-- start --

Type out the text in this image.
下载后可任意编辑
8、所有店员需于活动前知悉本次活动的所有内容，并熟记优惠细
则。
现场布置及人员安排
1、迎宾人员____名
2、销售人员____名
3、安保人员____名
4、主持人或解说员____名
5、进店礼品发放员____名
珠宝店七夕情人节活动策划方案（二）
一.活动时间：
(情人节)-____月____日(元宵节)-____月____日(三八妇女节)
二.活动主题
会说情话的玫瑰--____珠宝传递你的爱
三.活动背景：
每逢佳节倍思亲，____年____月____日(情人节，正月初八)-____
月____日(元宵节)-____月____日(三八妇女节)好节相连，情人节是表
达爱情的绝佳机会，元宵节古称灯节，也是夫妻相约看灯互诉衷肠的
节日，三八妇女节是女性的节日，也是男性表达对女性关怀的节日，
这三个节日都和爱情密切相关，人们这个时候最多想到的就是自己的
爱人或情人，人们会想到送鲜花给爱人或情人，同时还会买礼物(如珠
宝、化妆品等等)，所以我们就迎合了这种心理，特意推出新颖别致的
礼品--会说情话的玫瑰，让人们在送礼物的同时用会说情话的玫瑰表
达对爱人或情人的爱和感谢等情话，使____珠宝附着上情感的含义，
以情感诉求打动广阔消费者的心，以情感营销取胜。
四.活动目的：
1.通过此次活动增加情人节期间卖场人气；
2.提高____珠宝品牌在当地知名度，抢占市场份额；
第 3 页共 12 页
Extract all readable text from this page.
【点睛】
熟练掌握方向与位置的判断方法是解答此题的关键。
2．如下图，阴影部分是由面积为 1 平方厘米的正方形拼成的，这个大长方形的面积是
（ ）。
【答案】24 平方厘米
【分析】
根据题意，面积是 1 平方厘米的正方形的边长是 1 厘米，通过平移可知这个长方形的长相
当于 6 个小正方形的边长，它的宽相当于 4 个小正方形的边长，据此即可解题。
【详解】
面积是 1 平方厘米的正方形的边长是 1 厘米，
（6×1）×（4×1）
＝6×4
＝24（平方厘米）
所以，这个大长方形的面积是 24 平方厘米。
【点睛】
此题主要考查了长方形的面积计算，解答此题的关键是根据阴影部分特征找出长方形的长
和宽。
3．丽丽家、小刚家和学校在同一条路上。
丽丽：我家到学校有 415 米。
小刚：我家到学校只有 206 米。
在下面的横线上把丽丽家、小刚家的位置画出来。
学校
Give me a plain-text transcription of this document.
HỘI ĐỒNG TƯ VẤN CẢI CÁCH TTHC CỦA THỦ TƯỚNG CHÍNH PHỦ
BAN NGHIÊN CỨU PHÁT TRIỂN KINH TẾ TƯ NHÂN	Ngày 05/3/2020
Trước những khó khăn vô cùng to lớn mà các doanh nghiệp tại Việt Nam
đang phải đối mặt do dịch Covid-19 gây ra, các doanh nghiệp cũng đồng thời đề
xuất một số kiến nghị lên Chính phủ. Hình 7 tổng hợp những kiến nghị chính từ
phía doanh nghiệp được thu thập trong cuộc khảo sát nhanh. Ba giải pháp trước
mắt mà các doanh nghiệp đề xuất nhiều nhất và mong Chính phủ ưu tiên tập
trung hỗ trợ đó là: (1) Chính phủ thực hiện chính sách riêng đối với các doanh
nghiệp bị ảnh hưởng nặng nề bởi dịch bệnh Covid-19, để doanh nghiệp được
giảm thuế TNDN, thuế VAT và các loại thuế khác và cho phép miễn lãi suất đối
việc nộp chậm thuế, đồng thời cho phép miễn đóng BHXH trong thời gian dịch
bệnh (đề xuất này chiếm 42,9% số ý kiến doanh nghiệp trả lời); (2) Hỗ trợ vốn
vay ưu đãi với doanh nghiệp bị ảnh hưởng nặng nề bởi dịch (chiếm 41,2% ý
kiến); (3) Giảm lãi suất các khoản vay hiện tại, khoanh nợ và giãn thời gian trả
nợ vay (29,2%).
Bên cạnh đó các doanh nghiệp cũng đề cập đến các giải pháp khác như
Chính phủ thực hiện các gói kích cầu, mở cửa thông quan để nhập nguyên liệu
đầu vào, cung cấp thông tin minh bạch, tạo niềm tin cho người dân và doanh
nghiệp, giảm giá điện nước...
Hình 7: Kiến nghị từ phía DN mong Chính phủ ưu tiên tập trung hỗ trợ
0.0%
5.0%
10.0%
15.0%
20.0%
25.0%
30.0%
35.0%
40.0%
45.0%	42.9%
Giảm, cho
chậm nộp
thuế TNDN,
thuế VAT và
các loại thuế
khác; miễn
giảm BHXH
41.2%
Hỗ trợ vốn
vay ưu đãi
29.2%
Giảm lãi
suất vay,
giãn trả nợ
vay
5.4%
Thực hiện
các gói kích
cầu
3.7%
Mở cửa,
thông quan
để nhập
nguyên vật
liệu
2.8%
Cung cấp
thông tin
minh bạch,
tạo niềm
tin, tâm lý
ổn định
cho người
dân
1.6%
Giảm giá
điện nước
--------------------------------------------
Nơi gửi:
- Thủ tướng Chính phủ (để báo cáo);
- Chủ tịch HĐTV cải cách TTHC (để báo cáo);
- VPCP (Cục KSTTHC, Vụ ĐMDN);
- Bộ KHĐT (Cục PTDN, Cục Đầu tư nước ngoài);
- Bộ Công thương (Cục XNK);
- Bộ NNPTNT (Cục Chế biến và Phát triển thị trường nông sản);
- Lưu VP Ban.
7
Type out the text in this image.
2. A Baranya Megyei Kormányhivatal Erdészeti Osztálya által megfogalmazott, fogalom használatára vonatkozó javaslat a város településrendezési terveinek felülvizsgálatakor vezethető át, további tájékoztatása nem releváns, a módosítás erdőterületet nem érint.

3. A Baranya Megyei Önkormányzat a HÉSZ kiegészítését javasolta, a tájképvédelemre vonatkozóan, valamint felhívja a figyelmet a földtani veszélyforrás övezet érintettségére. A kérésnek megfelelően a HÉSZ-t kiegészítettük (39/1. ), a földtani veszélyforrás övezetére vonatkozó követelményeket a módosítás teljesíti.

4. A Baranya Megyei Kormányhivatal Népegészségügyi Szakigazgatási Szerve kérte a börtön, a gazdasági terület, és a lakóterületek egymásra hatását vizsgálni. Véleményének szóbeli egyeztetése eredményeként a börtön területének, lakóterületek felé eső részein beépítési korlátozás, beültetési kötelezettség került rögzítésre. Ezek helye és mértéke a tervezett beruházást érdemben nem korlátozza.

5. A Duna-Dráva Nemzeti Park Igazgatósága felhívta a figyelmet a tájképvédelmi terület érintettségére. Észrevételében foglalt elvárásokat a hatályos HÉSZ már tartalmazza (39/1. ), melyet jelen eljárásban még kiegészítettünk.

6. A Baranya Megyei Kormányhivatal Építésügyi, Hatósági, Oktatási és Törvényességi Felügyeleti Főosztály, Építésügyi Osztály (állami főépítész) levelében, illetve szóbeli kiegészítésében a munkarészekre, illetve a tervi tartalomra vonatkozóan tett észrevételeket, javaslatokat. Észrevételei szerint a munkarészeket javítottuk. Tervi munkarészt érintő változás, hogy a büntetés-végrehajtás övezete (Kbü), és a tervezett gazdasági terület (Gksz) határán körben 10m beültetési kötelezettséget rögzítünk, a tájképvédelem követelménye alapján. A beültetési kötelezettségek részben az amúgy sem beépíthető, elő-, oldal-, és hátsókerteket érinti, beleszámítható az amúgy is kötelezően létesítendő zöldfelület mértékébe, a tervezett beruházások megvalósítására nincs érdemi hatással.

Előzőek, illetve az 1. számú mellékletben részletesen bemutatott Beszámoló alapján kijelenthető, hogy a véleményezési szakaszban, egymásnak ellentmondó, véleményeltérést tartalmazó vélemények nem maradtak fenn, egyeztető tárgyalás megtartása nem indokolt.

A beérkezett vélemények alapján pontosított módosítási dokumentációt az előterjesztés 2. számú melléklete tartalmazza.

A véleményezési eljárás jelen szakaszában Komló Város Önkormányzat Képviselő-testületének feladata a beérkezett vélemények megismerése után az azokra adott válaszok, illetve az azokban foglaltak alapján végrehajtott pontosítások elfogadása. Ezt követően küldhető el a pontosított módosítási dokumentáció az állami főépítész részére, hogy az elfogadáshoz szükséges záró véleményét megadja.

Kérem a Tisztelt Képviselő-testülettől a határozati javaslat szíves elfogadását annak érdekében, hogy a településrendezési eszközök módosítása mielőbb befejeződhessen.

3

-- end --

Find every line above that contains the word "nhập", and return each one.

Chính phủ thực hiện các gói kích cầu, mở cửa thông quan để nhập nguyên liệu
để nhập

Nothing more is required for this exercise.